## Required work
Copy each line containing the word "JSON" from the records that follow, please.

## Exercise materials

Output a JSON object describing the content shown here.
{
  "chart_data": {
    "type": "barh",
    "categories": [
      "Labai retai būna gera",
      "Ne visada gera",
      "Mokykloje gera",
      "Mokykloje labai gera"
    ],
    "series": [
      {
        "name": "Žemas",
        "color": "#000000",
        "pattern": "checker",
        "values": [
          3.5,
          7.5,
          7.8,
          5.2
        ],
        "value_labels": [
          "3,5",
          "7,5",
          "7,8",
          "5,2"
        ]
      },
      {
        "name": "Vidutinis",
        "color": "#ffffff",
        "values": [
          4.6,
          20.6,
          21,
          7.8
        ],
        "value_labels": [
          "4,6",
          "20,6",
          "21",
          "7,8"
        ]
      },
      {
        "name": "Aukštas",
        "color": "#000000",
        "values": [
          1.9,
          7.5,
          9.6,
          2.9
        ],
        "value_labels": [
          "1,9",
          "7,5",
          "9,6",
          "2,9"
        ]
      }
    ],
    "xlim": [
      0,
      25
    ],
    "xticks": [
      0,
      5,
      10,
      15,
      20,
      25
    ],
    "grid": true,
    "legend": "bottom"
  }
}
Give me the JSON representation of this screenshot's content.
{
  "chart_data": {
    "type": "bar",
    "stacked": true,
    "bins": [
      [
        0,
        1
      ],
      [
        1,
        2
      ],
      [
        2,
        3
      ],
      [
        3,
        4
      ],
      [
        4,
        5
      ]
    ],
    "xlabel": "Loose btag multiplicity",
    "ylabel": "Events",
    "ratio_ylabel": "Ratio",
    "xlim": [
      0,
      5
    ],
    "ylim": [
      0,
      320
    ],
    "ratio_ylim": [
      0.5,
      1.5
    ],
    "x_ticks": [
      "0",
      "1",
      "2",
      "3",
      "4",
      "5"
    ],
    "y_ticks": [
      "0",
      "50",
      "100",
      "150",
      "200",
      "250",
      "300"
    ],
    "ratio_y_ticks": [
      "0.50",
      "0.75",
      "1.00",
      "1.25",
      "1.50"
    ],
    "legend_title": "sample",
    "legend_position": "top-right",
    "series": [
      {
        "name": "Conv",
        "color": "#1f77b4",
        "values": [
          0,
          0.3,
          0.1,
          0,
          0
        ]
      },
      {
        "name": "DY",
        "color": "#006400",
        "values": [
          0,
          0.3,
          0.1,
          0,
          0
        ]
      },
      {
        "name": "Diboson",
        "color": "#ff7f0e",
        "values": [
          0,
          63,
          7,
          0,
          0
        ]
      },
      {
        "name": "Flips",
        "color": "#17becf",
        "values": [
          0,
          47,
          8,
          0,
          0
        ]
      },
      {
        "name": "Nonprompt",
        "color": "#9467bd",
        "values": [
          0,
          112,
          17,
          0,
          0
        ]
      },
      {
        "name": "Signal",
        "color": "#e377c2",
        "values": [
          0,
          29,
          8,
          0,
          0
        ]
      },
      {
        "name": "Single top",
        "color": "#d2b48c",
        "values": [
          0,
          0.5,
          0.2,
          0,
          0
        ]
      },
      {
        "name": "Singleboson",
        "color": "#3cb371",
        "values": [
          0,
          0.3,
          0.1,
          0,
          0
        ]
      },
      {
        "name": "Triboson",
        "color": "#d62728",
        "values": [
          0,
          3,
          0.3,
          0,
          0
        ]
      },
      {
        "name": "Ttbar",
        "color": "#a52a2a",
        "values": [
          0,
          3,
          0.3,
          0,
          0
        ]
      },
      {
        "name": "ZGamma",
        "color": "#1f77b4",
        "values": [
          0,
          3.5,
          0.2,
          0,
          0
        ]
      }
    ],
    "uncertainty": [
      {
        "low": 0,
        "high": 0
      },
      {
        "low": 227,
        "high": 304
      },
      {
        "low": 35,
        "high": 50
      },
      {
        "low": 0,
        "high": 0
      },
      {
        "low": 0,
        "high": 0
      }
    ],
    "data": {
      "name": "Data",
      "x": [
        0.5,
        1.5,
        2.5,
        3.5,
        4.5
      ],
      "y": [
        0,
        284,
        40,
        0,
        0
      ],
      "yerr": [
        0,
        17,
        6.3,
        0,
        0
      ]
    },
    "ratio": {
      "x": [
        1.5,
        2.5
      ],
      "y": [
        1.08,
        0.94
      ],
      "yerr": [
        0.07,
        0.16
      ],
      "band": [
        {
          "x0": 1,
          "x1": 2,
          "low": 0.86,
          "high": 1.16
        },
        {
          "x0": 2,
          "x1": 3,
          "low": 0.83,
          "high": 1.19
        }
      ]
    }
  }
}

## Exercise solution
Output a JSON object describing the content shown here.
Give me the JSON representation of this screenshot's content.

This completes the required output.